**THE TASK:**
Write out the full listing exactly as given, minus the images.

**EXERCISE MATERIALS:**
....
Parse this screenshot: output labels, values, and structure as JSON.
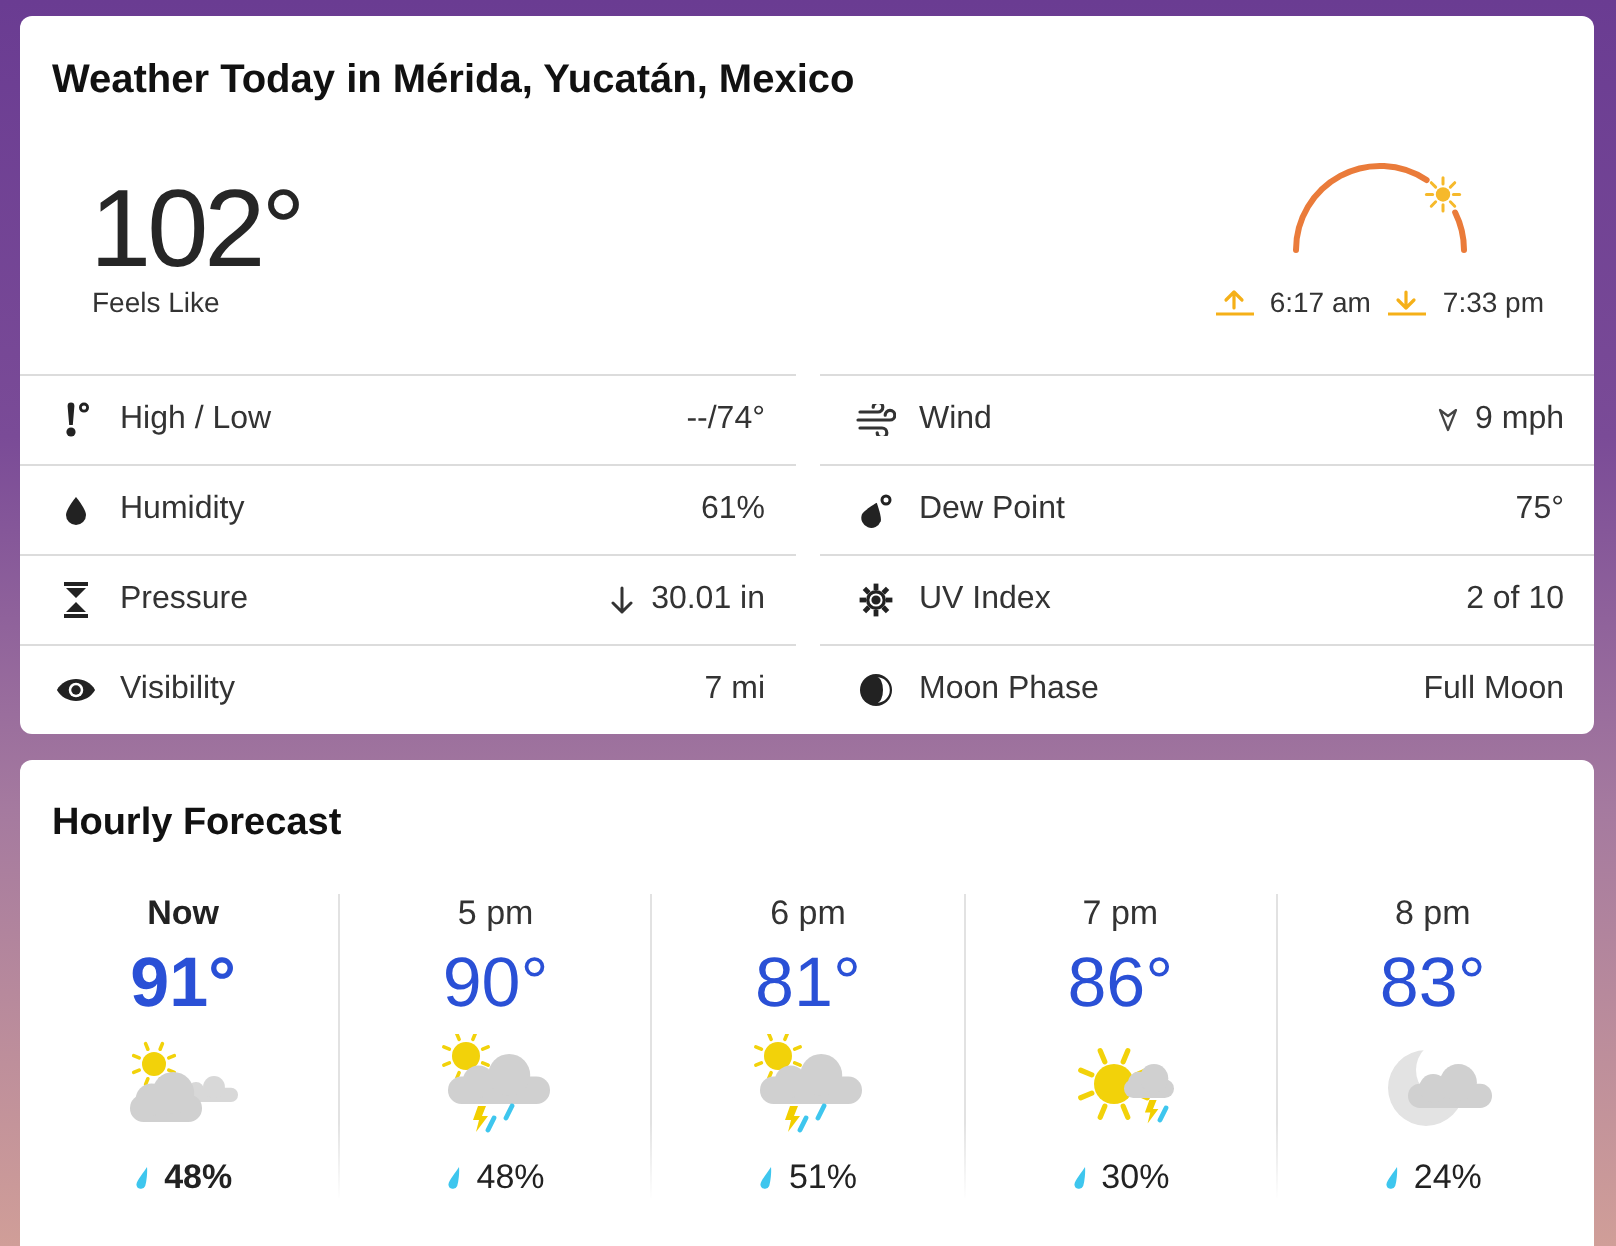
{
  "current": {
    "title": "Weather Today in Mérida, Yucatán, Mexico",
    "temperature": "102°",
    "feels_like": "Feels Like"
  },
  "sun": {
    "level": 0.77,
    "sunrise": "6:17 am",
    "sunset": "7:33 pm"
  },
  "details": [
    {
      "kind": "highlow",
      "label": "High / Low",
      "value": "--/74°"
    },
    {
      "kind": "wind",
      "label": "Wind",
      "value": "9 mph"
    },
    {
      "kind": "humidity",
      "label": "Humidity",
      "value": "61%"
    },
    {
      "kind": "dewpoint",
      "label": "Dew Point",
      "value": "75°"
    },
    {
      "kind": "pressure",
      "label": "Pressure",
      "value": "30.01 in",
      "falling": true
    },
    {
      "kind": "uv",
      "label": "UV Index",
      "value": "2 of 10"
    },
    {
      "kind": "visibility",
      "label": "Visibility",
      "value": "7 mi"
    },
    {
      "kind": "moon",
      "label": "Moon Phase",
      "value": "Full Moon"
    }
  ],
  "hourly": {
    "title": "Hourly Forecast",
    "hours": [
      {
        "time": "Now",
        "current": true,
        "temperature": "91°",
        "kind": "partlycloudy",
        "precipitation": "48%"
      },
      {
        "time": "5 pm",
        "current": false,
        "temperature": "90°",
        "kind": "storm",
        "precipitation": "48%"
      },
      {
        "time": "6 pm",
        "current": false,
        "temperature": "81°",
        "kind": "storm",
        "precipitation": "51%"
      },
      {
        "time": "7 pm",
        "current": false,
        "temperature": "86°",
        "kind": "sunstorm",
        "precipitation": "30%"
      },
      {
        "time": "8 pm",
        "current": false,
        "temperature": "83°",
        "kind": "night",
        "precipitation": "24%"
      }
    ]
  }
}
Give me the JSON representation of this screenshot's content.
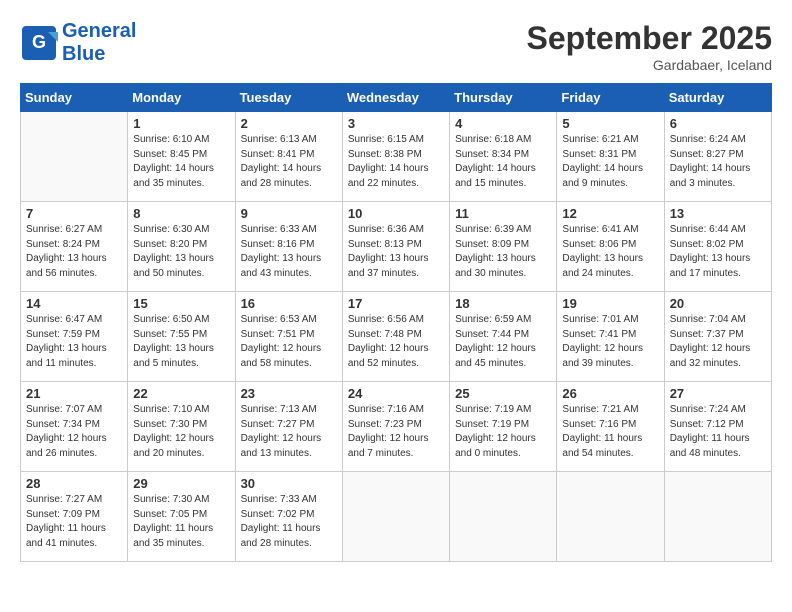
{
  "header": {
    "logo_general": "General",
    "logo_blue": "Blue",
    "month_title": "September 2025",
    "location": "Gardabaer, Iceland"
  },
  "weekdays": [
    "Sunday",
    "Monday",
    "Tuesday",
    "Wednesday",
    "Thursday",
    "Friday",
    "Saturday"
  ],
  "weeks": [
    [
      {
        "day": "",
        "info": ""
      },
      {
        "day": "1",
        "info": "Sunrise: 6:10 AM\nSunset: 8:45 PM\nDaylight: 14 hours\nand 35 minutes."
      },
      {
        "day": "2",
        "info": "Sunrise: 6:13 AM\nSunset: 8:41 PM\nDaylight: 14 hours\nand 28 minutes."
      },
      {
        "day": "3",
        "info": "Sunrise: 6:15 AM\nSunset: 8:38 PM\nDaylight: 14 hours\nand 22 minutes."
      },
      {
        "day": "4",
        "info": "Sunrise: 6:18 AM\nSunset: 8:34 PM\nDaylight: 14 hours\nand 15 minutes."
      },
      {
        "day": "5",
        "info": "Sunrise: 6:21 AM\nSunset: 8:31 PM\nDaylight: 14 hours\nand 9 minutes."
      },
      {
        "day": "6",
        "info": "Sunrise: 6:24 AM\nSunset: 8:27 PM\nDaylight: 14 hours\nand 3 minutes."
      }
    ],
    [
      {
        "day": "7",
        "info": "Sunrise: 6:27 AM\nSunset: 8:24 PM\nDaylight: 13 hours\nand 56 minutes."
      },
      {
        "day": "8",
        "info": "Sunrise: 6:30 AM\nSunset: 8:20 PM\nDaylight: 13 hours\nand 50 minutes."
      },
      {
        "day": "9",
        "info": "Sunrise: 6:33 AM\nSunset: 8:16 PM\nDaylight: 13 hours\nand 43 minutes."
      },
      {
        "day": "10",
        "info": "Sunrise: 6:36 AM\nSunset: 8:13 PM\nDaylight: 13 hours\nand 37 minutes."
      },
      {
        "day": "11",
        "info": "Sunrise: 6:39 AM\nSunset: 8:09 PM\nDaylight: 13 hours\nand 30 minutes."
      },
      {
        "day": "12",
        "info": "Sunrise: 6:41 AM\nSunset: 8:06 PM\nDaylight: 13 hours\nand 24 minutes."
      },
      {
        "day": "13",
        "info": "Sunrise: 6:44 AM\nSunset: 8:02 PM\nDaylight: 13 hours\nand 17 minutes."
      }
    ],
    [
      {
        "day": "14",
        "info": "Sunrise: 6:47 AM\nSunset: 7:59 PM\nDaylight: 13 hours\nand 11 minutes."
      },
      {
        "day": "15",
        "info": "Sunrise: 6:50 AM\nSunset: 7:55 PM\nDaylight: 13 hours\nand 5 minutes."
      },
      {
        "day": "16",
        "info": "Sunrise: 6:53 AM\nSunset: 7:51 PM\nDaylight: 12 hours\nand 58 minutes."
      },
      {
        "day": "17",
        "info": "Sunrise: 6:56 AM\nSunset: 7:48 PM\nDaylight: 12 hours\nand 52 minutes."
      },
      {
        "day": "18",
        "info": "Sunrise: 6:59 AM\nSunset: 7:44 PM\nDaylight: 12 hours\nand 45 minutes."
      },
      {
        "day": "19",
        "info": "Sunrise: 7:01 AM\nSunset: 7:41 PM\nDaylight: 12 hours\nand 39 minutes."
      },
      {
        "day": "20",
        "info": "Sunrise: 7:04 AM\nSunset: 7:37 PM\nDaylight: 12 hours\nand 32 minutes."
      }
    ],
    [
      {
        "day": "21",
        "info": "Sunrise: 7:07 AM\nSunset: 7:34 PM\nDaylight: 12 hours\nand 26 minutes."
      },
      {
        "day": "22",
        "info": "Sunrise: 7:10 AM\nSunset: 7:30 PM\nDaylight: 12 hours\nand 20 minutes."
      },
      {
        "day": "23",
        "info": "Sunrise: 7:13 AM\nSunset: 7:27 PM\nDaylight: 12 hours\nand 13 minutes."
      },
      {
        "day": "24",
        "info": "Sunrise: 7:16 AM\nSunset: 7:23 PM\nDaylight: 12 hours\nand 7 minutes."
      },
      {
        "day": "25",
        "info": "Sunrise: 7:19 AM\nSunset: 7:19 PM\nDaylight: 12 hours\nand 0 minutes."
      },
      {
        "day": "26",
        "info": "Sunrise: 7:21 AM\nSunset: 7:16 PM\nDaylight: 11 hours\nand 54 minutes."
      },
      {
        "day": "27",
        "info": "Sunrise: 7:24 AM\nSunset: 7:12 PM\nDaylight: 11 hours\nand 48 minutes."
      }
    ],
    [
      {
        "day": "28",
        "info": "Sunrise: 7:27 AM\nSunset: 7:09 PM\nDaylight: 11 hours\nand 41 minutes."
      },
      {
        "day": "29",
        "info": "Sunrise: 7:30 AM\nSunset: 7:05 PM\nDaylight: 11 hours\nand 35 minutes."
      },
      {
        "day": "30",
        "info": "Sunrise: 7:33 AM\nSunset: 7:02 PM\nDaylight: 11 hours\nand 28 minutes."
      },
      {
        "day": "",
        "info": ""
      },
      {
        "day": "",
        "info": ""
      },
      {
        "day": "",
        "info": ""
      },
      {
        "day": "",
        "info": ""
      }
    ]
  ]
}
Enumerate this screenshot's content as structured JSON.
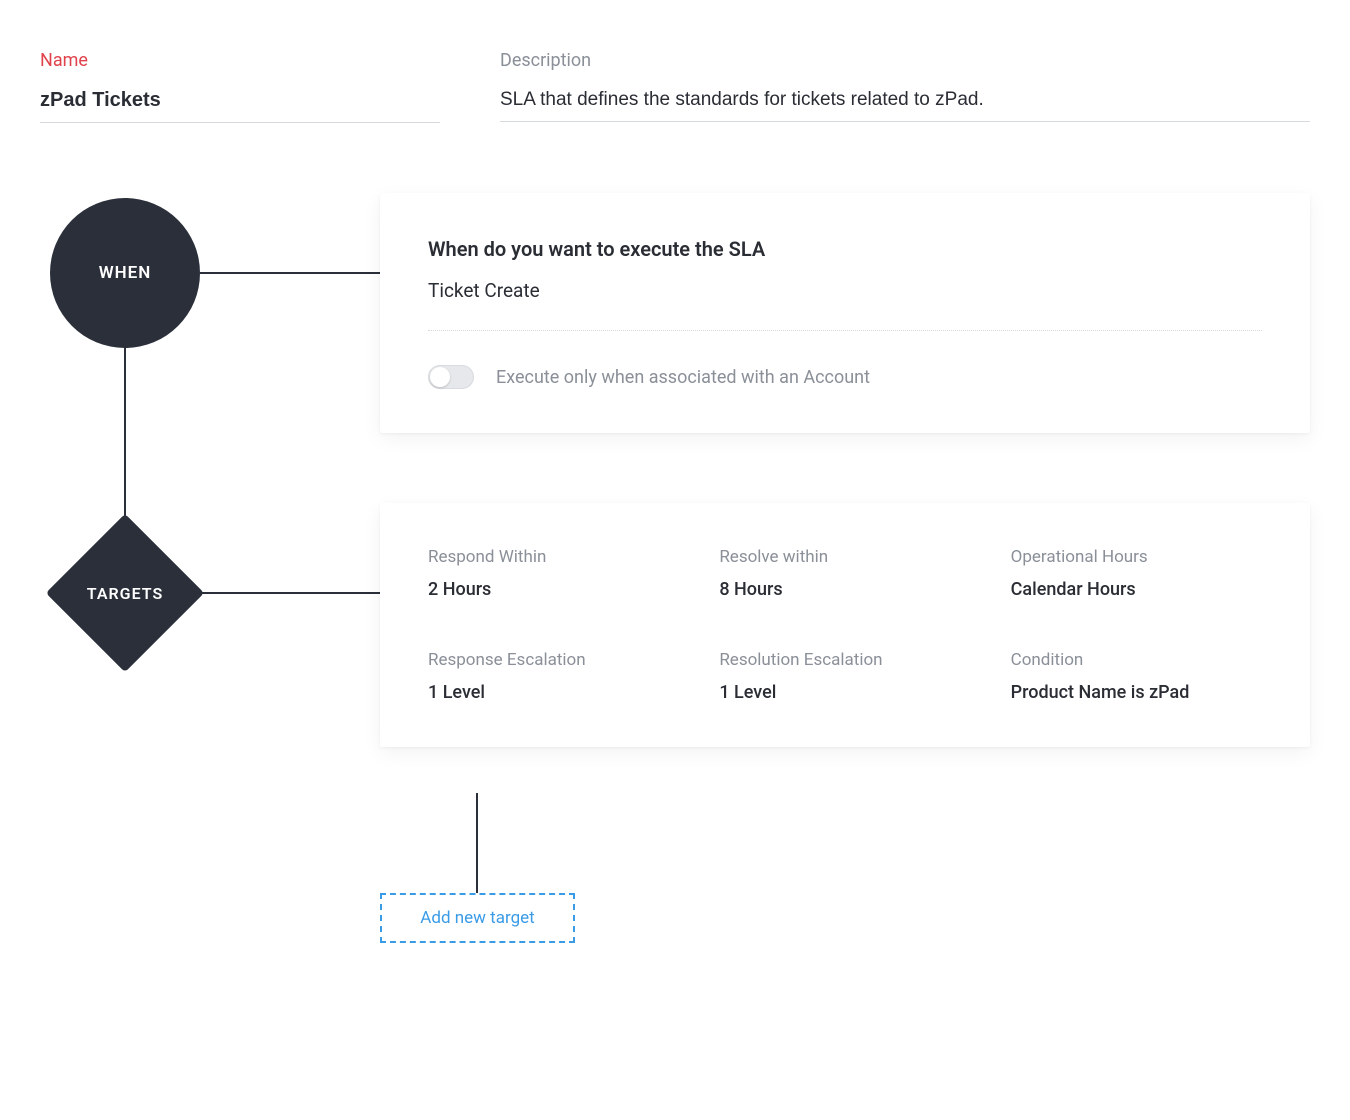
....
**SOLVED EXERCISE:**
Parse this screenshot: output labels, values, and structure as JSON.
{
  "current": {
    "title": "Weather Today in Mérida, Yucatán, Mexico",
    "temperature": "102°",
    "feels_like": "Feels Like"
  },
  "sun": {
    "level": 0.77,
    "sunrise": "6:17 am",
    "sunset": "7:33 pm"
  },
  "details": [
    {
      "kind": "highlow",
      "label": "High / Low",
      "value": "--/74°"
    },
    {
      "kind": "wind",
      "label": "Wind",
      "value": "9 mph"
    },
    {
      "kind": "humidity",
      "label": "Humidity",
      "value": "61%"
    },
    {
      "kind": "dewpoint",
      "label": "Dew Point",
      "value": "75°"
    },
    {
      "kind": "pressure",
      "label": "Pressure",
      "value": "30.01 in",
      "falling": true
    },
    {
      "kind": "uv",
      "label": "UV Index",
      "value": "2 of 10"
    },
    {
      "kind": "visibility",
      "label": "Visibility",
      "value": "7 mi"
    },
    {
      "kind": "moon",
      "label": "Moon Phase",
      "value": "Full Moon"
    }
  ],
  "hourly": {
    "title": "Hourly Forecast",
    "hours": [
      {
        "time": "Now",
        "current": true,
        "temperature": "91°",
        "kind": "partlycloudy",
        "precipitation": "48%"
      },
      {
        "time": "5 pm",
        "current": false,
        "temperature": "90°",
        "kind": "storm",
        "precipitation": "48%"
      },
      {
        "time": "6 pm",
        "current": false,
        "temperature": "81°",
        "kind": "storm",
        "precipitation": "51%"
      },
      {
        "time": "7 pm",
        "current": false,
        "temperature": "86°",
        "kind": "sunstorm",
        "precipitation": "30%"
      },
      {
        "time": "8 pm",
        "current": false,
        "temperature": "83°",
        "kind": "night",
        "precipitation": "24%"
      }
    ]
  }
}
Give me the JSON representation of this screenshot's content.
{
  "header": {
    "logo_general": "General",
    "logo_blue": "Blue",
    "month_title": "September 2025",
    "location": "Gardabaer, Iceland"
  },
  "weekdays": [
    "Sunday",
    "Monday",
    "Tuesday",
    "Wednesday",
    "Thursday",
    "Friday",
    "Saturday"
  ],
  "weeks": [
    [
      {
        "day": "",
        "info": ""
      },
      {
        "day": "1",
        "info": "Sunrise: 6:10 AM\nSunset: 8:45 PM\nDaylight: 14 hours\nand 35 minutes."
      },
      {
        "day": "2",
        "info": "Sunrise: 6:13 AM\nSunset: 8:41 PM\nDaylight: 14 hours\nand 28 minutes."
      },
      {
        "day": "3",
        "info": "Sunrise: 6:15 AM\nSunset: 8:38 PM\nDaylight: 14 hours\nand 22 minutes."
      },
      {
        "day": "4",
        "info": "Sunrise: 6:18 AM\nSunset: 8:34 PM\nDaylight: 14 hours\nand 15 minutes."
      },
      {
        "day": "5",
        "info": "Sunrise: 6:21 AM\nSunset: 8:31 PM\nDaylight: 14 hours\nand 9 minutes."
      },
      {
        "day": "6",
        "info": "Sunrise: 6:24 AM\nSunset: 8:27 PM\nDaylight: 14 hours\nand 3 minutes."
      }
    ],
    [
      {
        "day": "7",
        "info": "Sunrise: 6:27 AM\nSunset: 8:24 PM\nDaylight: 13 hours\nand 56 minutes."
      },
      {
        "day": "8",
        "info": "Sunrise: 6:30 AM\nSunset: 8:20 PM\nDaylight: 13 hours\nand 50 minutes."
      },
      {
        "day": "9",
        "info": "Sunrise: 6:33 AM\nSunset: 8:16 PM\nDaylight: 13 hours\nand 43 minutes."
      },
      {
        "day": "10",
        "info": "Sunrise: 6:36 AM\nSunset: 8:13 PM\nDaylight: 13 hours\nand 37 minutes."
      },
      {
        "day": "11",
        "info": "Sunrise: 6:39 AM\nSunset: 8:09 PM\nDaylight: 13 hours\nand 30 minutes."
      },
      {
        "day": "12",
        "info": "Sunrise: 6:41 AM\nSunset: 8:06 PM\nDaylight: 13 hours\nand 24 minutes."
      },
      {
        "day": "13",
        "info": "Sunrise: 6:44 AM\nSunset: 8:02 PM\nDaylight: 13 hours\nand 17 minutes."
      }
    ],
    [
      {
        "day": "14",
        "info": "Sunrise: 6:47 AM\nSunset: 7:59 PM\nDaylight: 13 hours\nand 11 minutes."
      },
      {
        "day": "15",
        "info": "Sunrise: 6:50 AM\nSunset: 7:55 PM\nDaylight: 13 hours\nand 5 minutes."
      },
      {
        "day": "16",
        "info": "Sunrise: 6:53 AM\nSunset: 7:51 PM\nDaylight: 12 hours\nand 58 minutes."
      },
      {
        "day": "17",
        "info": "Sunrise: 6:56 AM\nSunset: 7:48 PM\nDaylight: 12 hours\nand 52 minutes."
      },
      {
        "day": "18",
        "info": "Sunrise: 6:59 AM\nSunset: 7:44 PM\nDaylight: 12 hours\nand 45 minutes."
      },
      {
        "day": "19",
        "info": "Sunrise: 7:01 AM\nSunset: 7:41 PM\nDaylight: 12 hours\nand 39 minutes."
      },
      {
        "day": "20",
        "info": "Sunrise: 7:04 AM\nSunset: 7:37 PM\nDaylight: 12 hours\nand 32 minutes."
      }
    ],
    [
      {
        "day": "21",
        "info": "Sunrise: 7:07 AM\nSunset: 7:34 PM\nDaylight: 12 hours\nand 26 minutes."
      },
      {
        "day": "22",
        "info": "Sunrise: 7:10 AM\nSunset: 7:30 PM\nDaylight: 12 hours\nand 20 minutes."
      },
      {
        "day": "23",
        "info": "Sunrise: 7:13 AM\nSunset: 7:27 PM\nDaylight: 12 hours\nand 13 minutes."
      },
      {
        "day": "24",
        "info": "Sunrise: 7:16 AM\nSunset: 7:23 PM\nDaylight: 12 hours\nand 7 minutes."
      },
      {
        "day": "25",
        "info": "Sunrise: 7:19 AM\nSunset: 7:19 PM\nDaylight: 12 hours\nand 0 minutes."
      },
      {
        "day": "26",
        "info": "Sunrise: 7:21 AM\nSunset: 7:16 PM\nDaylight: 11 hours\nand 54 minutes."
      },
      {
        "day": "27",
        "info": "Sunrise: 7:24 AM\nSunset: 7:12 PM\nDaylight: 11 hours\nand 48 minutes."
      }
    ],
    [
      {
        "day": "28",
        "info": "Sunrise: 7:27 AM\nSunset: 7:09 PM\nDaylight: 11 hours\nand 41 minutes."
      },
      {
        "day": "29",
        "info": "Sunrise: 7:30 AM\nSunset: 7:05 PM\nDaylight: 11 hours\nand 35 minutes."
      },
      {
        "day": "30",
        "info": "Sunrise: 7:33 AM\nSunset: 7:02 PM\nDaylight: 11 hours\nand 28 minutes."
      },
      {
        "day": "",
        "info": ""
      },
      {
        "day": "",
        "info": ""
      },
      {
        "day": "",
        "info": ""
      },
      {
        "day": "",
        "info": ""
      }
    ]
  ]
}
Enumerate this screenshot's content as structured JSON.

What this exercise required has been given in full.